> RECORDS SHOWN:
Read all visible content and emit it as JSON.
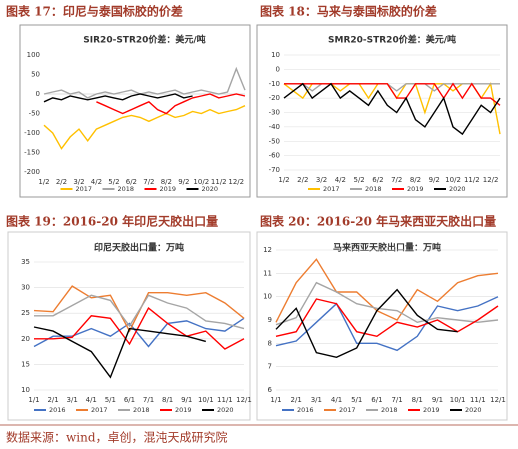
{
  "captions": [
    "图表 17：印尼与泰国标胶的价差",
    "图表 18：马来与泰国标胶的价差",
    "图表 19：2016-20 年印尼天胶出口量",
    "图表 20：2016-20 年马来西亚天胶出口量"
  ],
  "source": "数据来源：wind，卓创，混沌天成研究院",
  "chart_data": [
    {
      "type": "line",
      "title": "SIR20-STR20价差：美元/吨",
      "grid": false,
      "categories": [
        "1/2",
        null,
        "2/2",
        null,
        "3/2",
        null,
        "4/2",
        null,
        "5/2",
        null,
        "6/2",
        null,
        "7/2",
        null,
        "8/2",
        null,
        "9/2",
        null,
        "10/2",
        null,
        "11/2",
        null,
        "12/2",
        null
      ],
      "ylim": [
        -200,
        100
      ],
      "yticks": [
        -200,
        -150,
        -100,
        -50,
        0,
        50,
        100
      ],
      "series": [
        {
          "name": "2017",
          "color": "#ffc000",
          "values": [
            -80,
            -100,
            -140,
            -110,
            -90,
            -120,
            -90,
            -80,
            -70,
            -60,
            -55,
            -60,
            -70,
            -60,
            -50,
            -60,
            -55,
            -45,
            -50,
            -40,
            -50,
            -45,
            -40,
            -30
          ]
        },
        {
          "name": "2018",
          "color": "#a5a5a5",
          "values": [
            0,
            5,
            10,
            0,
            5,
            -10,
            0,
            5,
            0,
            5,
            10,
            0,
            5,
            0,
            5,
            10,
            0,
            5,
            10,
            5,
            0,
            5,
            65,
            10
          ]
        },
        {
          "name": "2019",
          "color": "#ff0000",
          "values": [
            null,
            null,
            null,
            null,
            null,
            null,
            -20,
            -30,
            -40,
            -50,
            -40,
            -30,
            -20,
            -40,
            -50,
            -30,
            -20,
            -10,
            -5,
            0,
            -10,
            -5,
            0,
            -5
          ]
        },
        {
          "name": "2020",
          "color": "#000000",
          "values": [
            -20,
            -10,
            -15,
            -5,
            -10,
            -15,
            -10,
            -5,
            -10,
            -15,
            -5,
            0,
            -5,
            -10,
            -5,
            0,
            -10,
            -5,
            null,
            null,
            null,
            null,
            null,
            null
          ]
        }
      ]
    },
    {
      "type": "line",
      "title": "SMR20-STR20价差：美元/吨",
      "grid": true,
      "categories": [
        "1/2",
        null,
        "2/2",
        null,
        "3/2",
        null,
        "4/2",
        null,
        "5/2",
        null,
        "6/2",
        null,
        "7/2",
        null,
        "8/2",
        null,
        "9/2",
        null,
        "10/2",
        null,
        "11/2",
        null,
        "12/2",
        null
      ],
      "ylim": [
        -70,
        10
      ],
      "yticks": [
        -70,
        -60,
        -50,
        -40,
        -30,
        -20,
        -10,
        0,
        10
      ],
      "series": [
        {
          "name": "2017",
          "color": "#ffc000",
          "values": [
            -10,
            -15,
            -20,
            -10,
            -10,
            -10,
            -15,
            -10,
            -10,
            -20,
            -10,
            -10,
            -20,
            -10,
            -10,
            -30,
            -10,
            -10,
            -15,
            -10,
            -10,
            -20,
            -10,
            -45
          ]
        },
        {
          "name": "2018",
          "color": "#a5a5a5",
          "values": [
            -10,
            -10,
            -10,
            -15,
            -10,
            -10,
            -10,
            -10,
            -10,
            -10,
            -10,
            -10,
            -15,
            -10,
            -10,
            -10,
            -15,
            -10,
            -10,
            -10,
            -10,
            -10,
            -10,
            -10
          ]
        },
        {
          "name": "2019",
          "color": "#ff0000",
          "values": [
            -10,
            -10,
            -10,
            -10,
            -10,
            -10,
            -10,
            -10,
            -10,
            -10,
            -10,
            -10,
            -20,
            -20,
            -10,
            -10,
            -10,
            -20,
            -10,
            -20,
            -10,
            -20,
            -20,
            -25
          ]
        },
        {
          "name": "2020",
          "color": "#000000",
          "values": [
            -20,
            -15,
            -10,
            -20,
            -15,
            -10,
            -20,
            -15,
            -20,
            -25,
            -15,
            -25,
            -30,
            -20,
            -35,
            -40,
            -30,
            -20,
            -40,
            -45,
            -35,
            -25,
            -30,
            -20
          ]
        }
      ]
    },
    {
      "type": "line",
      "title": "印尼天胶出口量：万吨",
      "grid": true,
      "categories": [
        "1/1",
        "2/1",
        "3/1",
        "4/1",
        "5/1",
        "6/1",
        "7/1",
        "8/1",
        "9/1",
        "10/1",
        "11/1",
        "12/1"
      ],
      "ylim": [
        10,
        35
      ],
      "yticks": [
        10,
        15,
        20,
        25,
        30,
        35
      ],
      "series": [
        {
          "name": "2016",
          "color": "#4472c4",
          "values": [
            18.5,
            20.5,
            20.5,
            22,
            20.5,
            23,
            18.5,
            23,
            23.5,
            22,
            21.5,
            24
          ]
        },
        {
          "name": "2017",
          "color": "#ed7d31",
          "values": [
            25.5,
            25.3,
            30.3,
            28,
            28.5,
            21.5,
            29,
            29,
            28.5,
            29,
            27,
            24
          ]
        },
        {
          "name": "2018",
          "color": "#a5a5a5",
          "values": [
            24.5,
            24.5,
            26.5,
            28.5,
            27.5,
            22.5,
            28.5,
            27,
            26,
            23.5,
            23,
            22
          ]
        },
        {
          "name": "2019",
          "color": "#ff0000",
          "values": [
            20,
            20,
            20.3,
            24.5,
            24,
            19,
            26,
            23,
            20.5,
            21.5,
            18,
            20
          ]
        },
        {
          "name": "2020",
          "color": "#000000",
          "values": [
            22.3,
            21.5,
            19.5,
            17.5,
            12.5,
            22,
            21.5,
            21,
            20.5,
            19.5,
            null,
            null
          ]
        }
      ]
    },
    {
      "type": "line",
      "title": "马来西亚天胶出口量：万吨",
      "grid": true,
      "categories": [
        "1/1",
        "2/1",
        "3/1",
        "4/1",
        "5/1",
        "6/1",
        "7/1",
        "8/1",
        "9/1",
        "10/1",
        "11/1",
        "12/1"
      ],
      "ylim": [
        6,
        12
      ],
      "yticks": [
        6,
        7,
        8,
        9,
        10,
        11,
        12
      ],
      "series": [
        {
          "name": "2016",
          "color": "#4472c4",
          "values": [
            7.9,
            8.1,
            8.9,
            9.7,
            8.0,
            8.0,
            7.7,
            8.3,
            9.6,
            9.4,
            9.6,
            10.0
          ]
        },
        {
          "name": "2017",
          "color": "#ed7d31",
          "values": [
            8.9,
            10.6,
            11.6,
            10.2,
            10.2,
            9.4,
            9.0,
            10.3,
            9.8,
            10.6,
            10.9,
            11.0
          ]
        },
        {
          "name": "2018",
          "color": "#a5a5a5",
          "values": [
            8.8,
            9.1,
            10.6,
            10.2,
            9.7,
            9.5,
            9.4,
            8.9,
            9.1,
            9.0,
            8.9,
            9.0
          ]
        },
        {
          "name": "2019",
          "color": "#ff0000",
          "values": [
            8.3,
            8.5,
            9.9,
            9.7,
            8.5,
            8.3,
            8.9,
            8.7,
            9.0,
            8.5,
            9.0,
            9.6
          ]
        },
        {
          "name": "2020",
          "color": "#000000",
          "values": [
            8.6,
            9.5,
            7.6,
            7.4,
            7.8,
            9.4,
            10.3,
            9.2,
            8.6,
            8.5,
            null,
            null
          ]
        }
      ]
    }
  ]
}
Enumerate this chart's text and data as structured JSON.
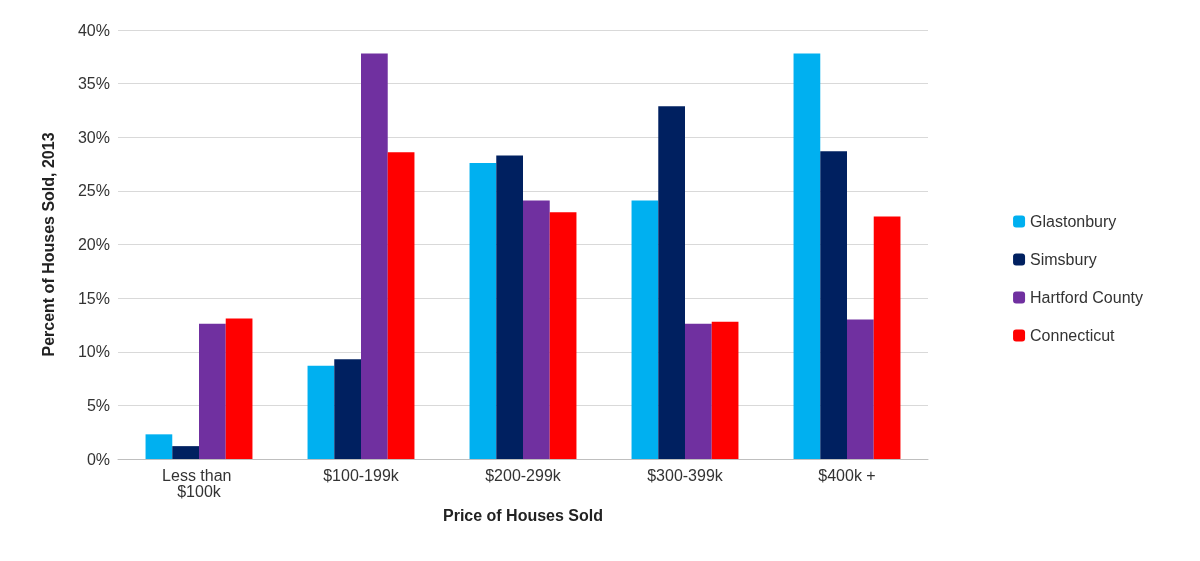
{
  "chart_data": {
    "type": "bar",
    "xlabel": "Price of Houses Sold",
    "ylabel": "Percent of Houses Sold, 2013",
    "categories": [
      "Less than $100k",
      "$100-199k",
      "$200-299k",
      "$300-399k",
      "$400k +"
    ],
    "series": [
      {
        "name": "Glastonbury",
        "color": "#00b0f0",
        "values": [
          2.3,
          8.7,
          27.6,
          24.1,
          37.8
        ]
      },
      {
        "name": "Simsbury",
        "color": "#002060",
        "values": [
          1.2,
          9.3,
          28.3,
          32.9,
          28.7
        ]
      },
      {
        "name": "Hartford County",
        "color": "#7030a0",
        "values": [
          12.6,
          37.8,
          24.1,
          12.6,
          13.0
        ]
      },
      {
        "name": "Connecticut",
        "color": "#ff0000",
        "values": [
          13.1,
          28.6,
          23.0,
          12.8,
          22.6
        ]
      }
    ],
    "ylim": [
      0,
      40
    ],
    "yticks": [
      {
        "value": 0,
        "label": "0%"
      },
      {
        "value": 5,
        "label": "5%"
      },
      {
        "value": 10,
        "label": "10%"
      },
      {
        "value": 15,
        "label": "15%"
      },
      {
        "value": 20,
        "label": "20%"
      },
      {
        "value": 25,
        "label": "25%"
      },
      {
        "value": 30,
        "label": "30%"
      },
      {
        "value": 35,
        "label": "35%"
      },
      {
        "value": 40,
        "label": "40%"
      }
    ],
    "grid": "y",
    "legend": "right"
  }
}
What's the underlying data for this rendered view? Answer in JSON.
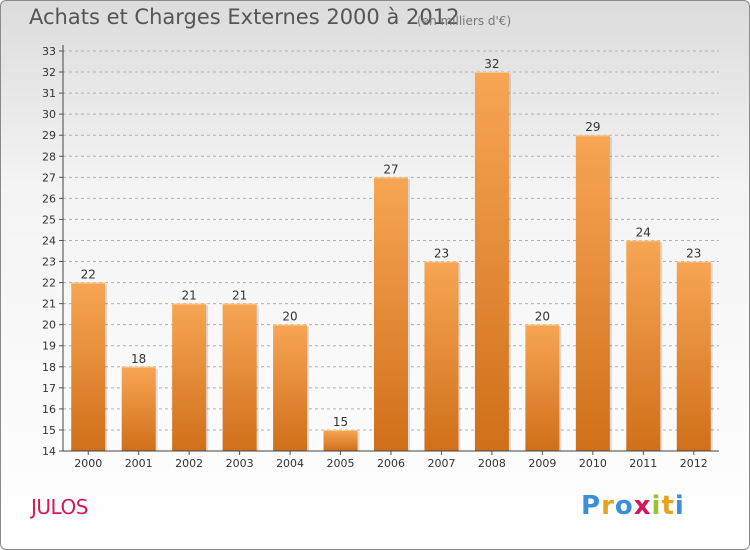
{
  "chart_data": {
    "type": "bar",
    "title": "Achats et Charges Externes 2000 à 2012",
    "subtitle": "(en milliers d'€)",
    "categories": [
      "2000",
      "2001",
      "2002",
      "2003",
      "2004",
      "2005",
      "2006",
      "2007",
      "2008",
      "2009",
      "2010",
      "2011",
      "2012"
    ],
    "values": [
      22,
      18,
      21,
      21,
      20,
      15,
      27,
      23,
      32,
      20,
      29,
      24,
      23
    ],
    "ylim": [
      14,
      33
    ],
    "yticks": [
      "14",
      "15",
      "16",
      "17",
      "18",
      "19",
      "20",
      "21",
      "22",
      "23",
      "24",
      "25",
      "26",
      "27",
      "28",
      "29",
      "30",
      "31",
      "32",
      "33"
    ],
    "grid": true,
    "colors": {
      "bar_top": "#f7a654",
      "bar_bottom": "#d06f1a",
      "grid": "#b0b0b0",
      "label": "#333333"
    }
  },
  "commune": "JULOS",
  "logo": {
    "letters": [
      "P",
      "r",
      "o",
      "x",
      "i",
      "t",
      "i"
    ],
    "colors": [
      "#3a8fd6",
      "#e8a11d",
      "#3a8fd6",
      "#d6155b",
      "#9bc230",
      "#e8a11d",
      "#3a8fd6"
    ]
  }
}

> WHAT THE EXERCISE ASKS: Find every line that holds "Sold" and copy it.

> ANSWER TO THIS EXERCISE:
    "xlabel": "Price of Houses Sold",
    "ylabel": "Percent of Houses Sold, 2013",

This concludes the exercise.